Work to do: Repeat the records below exactly as they appear.

(Extracted records)
[Begin]

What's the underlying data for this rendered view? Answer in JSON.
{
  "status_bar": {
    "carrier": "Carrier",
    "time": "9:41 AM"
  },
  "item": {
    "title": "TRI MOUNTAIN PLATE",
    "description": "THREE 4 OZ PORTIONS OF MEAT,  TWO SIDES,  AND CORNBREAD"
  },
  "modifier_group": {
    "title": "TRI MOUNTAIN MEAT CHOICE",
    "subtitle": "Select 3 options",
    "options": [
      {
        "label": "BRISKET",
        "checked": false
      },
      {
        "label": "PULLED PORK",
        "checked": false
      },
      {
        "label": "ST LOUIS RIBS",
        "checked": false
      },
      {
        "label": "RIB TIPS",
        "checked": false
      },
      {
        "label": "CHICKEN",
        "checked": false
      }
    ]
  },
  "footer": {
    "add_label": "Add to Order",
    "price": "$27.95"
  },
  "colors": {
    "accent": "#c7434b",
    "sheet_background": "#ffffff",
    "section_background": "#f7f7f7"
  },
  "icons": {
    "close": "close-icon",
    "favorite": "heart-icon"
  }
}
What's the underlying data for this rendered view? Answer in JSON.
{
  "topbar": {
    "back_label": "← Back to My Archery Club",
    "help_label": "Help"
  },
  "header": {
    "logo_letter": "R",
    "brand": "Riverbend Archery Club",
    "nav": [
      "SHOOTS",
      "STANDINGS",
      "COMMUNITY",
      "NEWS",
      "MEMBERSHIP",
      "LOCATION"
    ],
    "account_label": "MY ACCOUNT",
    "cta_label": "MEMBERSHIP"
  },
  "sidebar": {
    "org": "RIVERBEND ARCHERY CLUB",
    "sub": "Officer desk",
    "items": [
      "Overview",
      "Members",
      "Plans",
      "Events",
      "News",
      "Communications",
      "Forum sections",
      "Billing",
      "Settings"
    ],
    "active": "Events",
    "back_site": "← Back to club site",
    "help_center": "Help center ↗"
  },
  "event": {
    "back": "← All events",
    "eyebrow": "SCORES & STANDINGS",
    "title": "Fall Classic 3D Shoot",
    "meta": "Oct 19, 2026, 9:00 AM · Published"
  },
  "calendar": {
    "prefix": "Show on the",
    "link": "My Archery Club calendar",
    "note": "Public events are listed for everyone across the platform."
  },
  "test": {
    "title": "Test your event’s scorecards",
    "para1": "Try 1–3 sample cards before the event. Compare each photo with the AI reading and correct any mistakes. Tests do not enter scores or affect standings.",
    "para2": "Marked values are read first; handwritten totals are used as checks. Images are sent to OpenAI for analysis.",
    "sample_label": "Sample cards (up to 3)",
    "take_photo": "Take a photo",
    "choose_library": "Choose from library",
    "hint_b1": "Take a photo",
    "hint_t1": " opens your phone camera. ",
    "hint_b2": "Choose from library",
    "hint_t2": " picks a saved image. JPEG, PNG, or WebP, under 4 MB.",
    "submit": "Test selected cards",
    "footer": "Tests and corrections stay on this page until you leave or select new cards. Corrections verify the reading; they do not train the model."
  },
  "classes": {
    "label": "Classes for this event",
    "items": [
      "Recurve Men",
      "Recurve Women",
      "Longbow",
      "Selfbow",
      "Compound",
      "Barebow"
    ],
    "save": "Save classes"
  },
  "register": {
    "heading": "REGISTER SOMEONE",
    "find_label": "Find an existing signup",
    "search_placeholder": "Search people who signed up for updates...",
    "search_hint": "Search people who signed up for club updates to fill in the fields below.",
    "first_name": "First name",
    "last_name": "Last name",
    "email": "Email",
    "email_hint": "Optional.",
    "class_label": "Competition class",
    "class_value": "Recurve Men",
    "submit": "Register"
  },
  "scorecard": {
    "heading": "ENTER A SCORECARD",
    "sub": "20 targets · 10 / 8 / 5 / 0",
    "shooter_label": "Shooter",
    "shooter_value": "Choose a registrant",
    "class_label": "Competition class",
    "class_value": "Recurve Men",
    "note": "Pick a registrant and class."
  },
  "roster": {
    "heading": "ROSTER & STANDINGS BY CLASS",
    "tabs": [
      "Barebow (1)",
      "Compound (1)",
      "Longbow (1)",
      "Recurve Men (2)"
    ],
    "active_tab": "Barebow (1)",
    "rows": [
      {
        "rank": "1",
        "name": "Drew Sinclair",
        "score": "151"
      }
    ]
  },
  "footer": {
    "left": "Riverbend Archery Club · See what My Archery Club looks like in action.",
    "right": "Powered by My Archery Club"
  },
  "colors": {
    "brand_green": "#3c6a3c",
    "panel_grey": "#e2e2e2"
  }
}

[End]

Solution:
What's the underlying data for this rendered view? Answer in JSON.
{
  "status_bar": {
    "carrier": "Carrier",
    "time": "9:41 AM"
  },
  "item": {
    "title": "TRI MOUNTAIN PLATE",
    "description": "THREE 4 OZ PORTIONS OF MEAT,  TWO SIDES,  AND CORNBREAD"
  },
  "modifier_group": {
    "title": "TRI MOUNTAIN MEAT CHOICE",
    "subtitle": "Select 3 options",
    "options": [
      {
        "label": "BRISKET",
        "checked": false
      },
      {
        "label": "PULLED PORK",
        "checked": false
      },
      {
        "label": "ST LOUIS RIBS",
        "checked": false
      },
      {
        "label": "RIB TIPS",
        "checked": false
      },
      {
        "label": "CHICKEN",
        "checked": false
      }
    ]
  },
  "footer": {
    "add_label": "Add to Order",
    "price": "$27.95"
  },
  "colors": {
    "accent": "#c7434b",
    "sheet_background": "#ffffff",
    "section_background": "#f7f7f7"
  },
  "icons": {
    "close": "close-icon",
    "favorite": "heart-icon"
  }
}
What's the underlying data for this rendered view? Answer in JSON.
{
  "topbar": {
    "back_label": "← Back to My Archery Club",
    "help_label": "Help"
  },
  "header": {
    "logo_letter": "R",
    "brand": "Riverbend Archery Club",
    "nav": [
      "SHOOTS",
      "STANDINGS",
      "COMMUNITY",
      "NEWS",
      "MEMBERSHIP",
      "LOCATION"
    ],
    "account_label": "MY ACCOUNT",
    "cta_label": "MEMBERSHIP"
  },
  "sidebar": {
    "org": "RIVERBEND ARCHERY CLUB",
    "sub": "Officer desk",
    "items": [
      "Overview",
      "Members",
      "Plans",
      "Events",
      "News",
      "Communications",
      "Forum sections",
      "Billing",
      "Settings"
    ],
    "active": "Events",
    "back_site": "← Back to club site",
    "help_center": "Help center ↗"
  },
  "event": {
    "back": "← All events",
    "eyebrow": "SCORES & STANDINGS",
    "title": "Fall Classic 3D Shoot",
    "meta": "Oct 19, 2026, 9:00 AM · Published"
  },
  "calendar": {
    "prefix": "Show on the",
    "link": "My Archery Club calendar",
    "note": "Public events are listed for everyone across the platform."
  },
  "test": {
    "title": "Test your event’s scorecards",
    "para1": "Try 1–3 sample cards before the event. Compare each photo with the AI reading and correct any mistakes. Tests do not enter scores or affect standings.",
    "para2": "Marked values are read first; handwritten totals are used as checks. Images are sent to OpenAI for analysis.",
    "sample_label": "Sample cards (up to 3)",
    "take_photo": "Take a photo",
    "choose_library": "Choose from library",
    "hint_b1": "Take a photo",
    "hint_t1": " opens your phone camera. ",
    "hint_b2": "Choose from library",
    "hint_t2": " picks a saved image. JPEG, PNG, or WebP, under 4 MB.",
    "submit": "Test selected cards",
    "footer": "Tests and corrections stay on this page until you leave or select new cards. Corrections verify the reading; they do not train the model."
  },
  "classes": {
    "label": "Classes for this event",
    "items": [
      "Recurve Men",
      "Recurve Women",
      "Longbow",
      "Selfbow",
      "Compound",
      "Barebow"
    ],
    "save": "Save classes"
  },
  "register": {
    "heading": "REGISTER SOMEONE",
    "find_label": "Find an existing signup",
    "search_placeholder": "Search people who signed up for updates...",
    "search_hint": "Search people who signed up for club updates to fill in the fields below.",
    "first_name": "First name",
    "last_name": "Last name",
    "email": "Email",
    "email_hint": "Optional.",
    "class_label": "Competition class",
    "class_value": "Recurve Men",
    "submit": "Register"
  },
  "scorecard": {
    "heading": "ENTER A SCORECARD",
    "sub": "20 targets · 10 / 8 / 5 / 0",
    "shooter_label": "Shooter",
    "shooter_value": "Choose a registrant",
    "class_label": "Competition class",
    "class_value": "Recurve Men",
    "note": "Pick a registrant and class."
  },
  "roster": {
    "heading": "ROSTER & STANDINGS BY CLASS",
    "tabs": [
      "Barebow (1)",
      "Compound (1)",
      "Longbow (1)",
      "Recurve Men (2)"
    ],
    "active_tab": "Barebow (1)",
    "rows": [
      {
        "rank": "1",
        "name": "Drew Sinclair",
        "score": "151"
      }
    ]
  },
  "footer": {
    "left": "Riverbend Archery Club · See what My Archery Club looks like in action.",
    "right": "Powered by My Archery Club"
  },
  "colors": {
    "brand_green": "#3c6a3c",
    "panel_grey": "#e2e2e2"
  }
}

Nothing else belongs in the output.